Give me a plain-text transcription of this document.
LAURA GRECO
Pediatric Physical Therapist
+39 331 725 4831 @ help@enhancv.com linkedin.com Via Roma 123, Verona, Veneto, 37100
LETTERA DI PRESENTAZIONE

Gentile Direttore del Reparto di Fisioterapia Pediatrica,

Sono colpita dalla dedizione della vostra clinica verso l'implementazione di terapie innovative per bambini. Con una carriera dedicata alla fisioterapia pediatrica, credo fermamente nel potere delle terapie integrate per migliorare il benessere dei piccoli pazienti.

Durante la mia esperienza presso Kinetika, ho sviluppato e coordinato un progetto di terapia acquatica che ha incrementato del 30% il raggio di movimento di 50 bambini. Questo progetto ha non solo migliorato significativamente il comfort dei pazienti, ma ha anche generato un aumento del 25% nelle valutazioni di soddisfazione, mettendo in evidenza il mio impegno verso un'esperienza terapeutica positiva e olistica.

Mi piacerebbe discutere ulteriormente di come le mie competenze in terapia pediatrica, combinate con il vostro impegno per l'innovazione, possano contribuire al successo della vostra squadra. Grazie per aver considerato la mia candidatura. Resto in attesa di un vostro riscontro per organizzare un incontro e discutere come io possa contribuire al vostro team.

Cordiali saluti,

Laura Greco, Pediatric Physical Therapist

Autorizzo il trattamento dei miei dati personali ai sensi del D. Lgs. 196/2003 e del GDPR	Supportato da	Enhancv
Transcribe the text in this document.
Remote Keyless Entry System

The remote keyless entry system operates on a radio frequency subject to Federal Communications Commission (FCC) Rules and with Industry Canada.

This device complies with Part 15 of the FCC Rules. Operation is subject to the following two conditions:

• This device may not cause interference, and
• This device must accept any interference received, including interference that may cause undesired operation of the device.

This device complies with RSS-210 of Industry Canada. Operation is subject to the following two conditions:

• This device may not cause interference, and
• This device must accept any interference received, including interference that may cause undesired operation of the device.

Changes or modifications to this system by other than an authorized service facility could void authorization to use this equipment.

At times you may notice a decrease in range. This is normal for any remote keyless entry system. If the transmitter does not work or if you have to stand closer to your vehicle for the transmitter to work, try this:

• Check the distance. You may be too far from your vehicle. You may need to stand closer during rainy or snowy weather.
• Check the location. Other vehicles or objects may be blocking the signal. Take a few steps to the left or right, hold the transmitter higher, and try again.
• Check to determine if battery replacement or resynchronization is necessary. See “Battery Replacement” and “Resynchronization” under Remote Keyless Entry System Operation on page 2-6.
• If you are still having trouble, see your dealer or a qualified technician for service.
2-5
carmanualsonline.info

********

- Exercise requirements:
All of the records must be repeated exactly.

- The completed task:
Give me a plain-text transcription of this document.
LAURA GRECO
Pediatric Physical Therapist
+39 331 725 4831 @ help@enhancv.com linkedin.com Via Roma 123, Verona, Veneto, 37100
LETTERA DI PRESENTAZIONE

Gentile Direttore del Reparto di Fisioterapia Pediatrica,

Sono colpita dalla dedizione della vostra clinica verso l'implementazione di terapie innovative per bambini. Con una carriera dedicata alla fisioterapia pediatrica, credo fermamente nel potere delle terapie integrate per migliorare il benessere dei piccoli pazienti.

Durante la mia esperienza presso Kinetika, ho sviluppato e coordinato un progetto di terapia acquatica che ha incrementato del 30% il raggio di movimento di 50 bambini. Questo progetto ha non solo migliorato significativamente il comfort dei pazienti, ma ha anche generato un aumento del 25% nelle valutazioni di soddisfazione, mettendo in evidenza il mio impegno verso un'esperienza terapeutica positiva e olistica.

Mi piacerebbe discutere ulteriormente di come le mie competenze in terapia pediatrica, combinate con il vostro impegno per l'innovazione, possano contribuire al successo della vostra squadra. Grazie per aver considerato la mia candidatura. Resto in attesa di un vostro riscontro per organizzare un incontro e discutere come io possa contribuire al vostro team.

Cordiali saluti,

Laura Greco, Pediatric Physical Therapist

Autorizzo il trattamento dei miei dati personali ai sensi del D. Lgs. 196/2003 e del GDPR	Supportato da	Enhancv
Transcribe the text in this document.
Remote Keyless Entry System

The remote keyless entry system operates on a radio frequency subject to Federal Communications Commission (FCC) Rules and with Industry Canada.

This device complies with Part 15 of the FCC Rules. Operation is subject to the following two conditions:

• This device may not cause interference, and
• This device must accept any interference received, including interference that may cause undesired operation of the device.

This device complies with RSS-210 of Industry Canada. Operation is subject to the following two conditions:

• This device may not cause interference, and
• This device must accept any interference received, including interference that may cause undesired operation of the device.

Changes or modifications to this system by other than an authorized service facility could void authorization to use this equipment.

At times you may notice a decrease in range. This is normal for any remote keyless entry system. If the transmitter does not work or if you have to stand closer to your vehicle for the transmitter to work, try this:

• Check the distance. You may be too far from your vehicle. You may need to stand closer during rainy or snowy weather.
• Check the location. Other vehicles or objects may be blocking the signal. Take a few steps to the left or right, hold the transmitter higher, and try again.
• Check to determine if battery replacement or resynchronization is necessary. See “Battery Replacement” and “Resynchronization” under Remote Keyless Entry System Operation on page 2-6.
• If you are still having trouble, see your dealer or a qualified technician for service.
2-5
carmanualsonline.info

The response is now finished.